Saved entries
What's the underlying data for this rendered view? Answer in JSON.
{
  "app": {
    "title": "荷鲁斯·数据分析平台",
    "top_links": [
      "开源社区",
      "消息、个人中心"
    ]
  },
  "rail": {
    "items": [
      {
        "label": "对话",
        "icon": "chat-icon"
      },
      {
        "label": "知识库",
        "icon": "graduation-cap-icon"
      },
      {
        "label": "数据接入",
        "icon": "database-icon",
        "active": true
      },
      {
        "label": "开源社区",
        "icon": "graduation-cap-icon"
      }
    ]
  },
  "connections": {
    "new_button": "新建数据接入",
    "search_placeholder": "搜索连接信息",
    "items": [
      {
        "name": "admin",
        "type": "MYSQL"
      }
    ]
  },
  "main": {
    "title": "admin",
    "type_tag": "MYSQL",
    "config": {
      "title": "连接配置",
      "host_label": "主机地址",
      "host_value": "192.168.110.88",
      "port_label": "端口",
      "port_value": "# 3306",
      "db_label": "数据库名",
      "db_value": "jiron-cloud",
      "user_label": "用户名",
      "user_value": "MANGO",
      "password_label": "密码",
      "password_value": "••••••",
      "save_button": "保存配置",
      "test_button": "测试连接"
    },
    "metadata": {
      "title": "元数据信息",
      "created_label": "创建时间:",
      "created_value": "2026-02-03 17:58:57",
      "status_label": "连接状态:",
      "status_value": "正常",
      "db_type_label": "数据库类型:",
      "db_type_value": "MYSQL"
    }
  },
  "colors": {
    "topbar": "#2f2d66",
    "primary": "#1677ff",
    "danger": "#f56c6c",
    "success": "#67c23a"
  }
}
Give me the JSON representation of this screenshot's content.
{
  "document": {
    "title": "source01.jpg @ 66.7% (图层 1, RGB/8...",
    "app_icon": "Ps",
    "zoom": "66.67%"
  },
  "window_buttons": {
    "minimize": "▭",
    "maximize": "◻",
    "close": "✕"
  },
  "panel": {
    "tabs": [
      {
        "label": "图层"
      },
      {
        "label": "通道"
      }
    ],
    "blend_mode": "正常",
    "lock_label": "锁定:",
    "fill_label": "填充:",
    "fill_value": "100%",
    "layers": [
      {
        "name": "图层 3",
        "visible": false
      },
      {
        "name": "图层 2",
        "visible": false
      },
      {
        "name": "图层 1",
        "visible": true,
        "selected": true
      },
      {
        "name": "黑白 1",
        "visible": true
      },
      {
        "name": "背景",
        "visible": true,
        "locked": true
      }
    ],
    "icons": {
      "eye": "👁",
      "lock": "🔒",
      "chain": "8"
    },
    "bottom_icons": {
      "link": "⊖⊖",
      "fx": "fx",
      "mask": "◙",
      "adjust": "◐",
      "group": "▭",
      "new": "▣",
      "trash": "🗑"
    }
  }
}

**Aim of the task**
Everything from the line that contains "Give me the" through the end of the records must be duplicated exactly, and nothing outside that range.

**Solution to this problem**
Give me the JSON representation of this screenshot's content.
{
  "document": {
    "title": "source01.jpg @ 66.7% (图层 1, RGB/8...",
    "app_icon": "Ps",
    "zoom": "66.67%"
  },
  "window_buttons": {
    "minimize": "▭",
    "maximize": "◻",
    "close": "✕"
  },
  "panel": {
    "tabs": [
      {
        "label": "图层"
      },
      {
        "label": "通道"
      }
    ],
    "blend_mode": "正常",
    "lock_label": "锁定:",
    "fill_label": "填充:",
    "fill_value": "100%",
    "layers": [
      {
        "name": "图层 3",
        "visible": false
      },
      {
        "name": "图层 2",
        "visible": false
      },
      {
        "name": "图层 1",
        "visible": true,
        "selected": true
      },
      {
        "name": "黑白 1",
        "visible": true
      },
      {
        "name": "背景",
        "visible": true,
        "locked": true
      }
    ],
    "icons": {
      "eye": "👁",
      "lock": "🔒",
      "chain": "8"
    },
    "bottom_icons": {
      "link": "⊖⊖",
      "fx": "fx",
      "mask": "◙",
      "adjust": "◐",
      "group": "▭",
      "new": "▣",
      "trash": "🗑"
    }
  }
}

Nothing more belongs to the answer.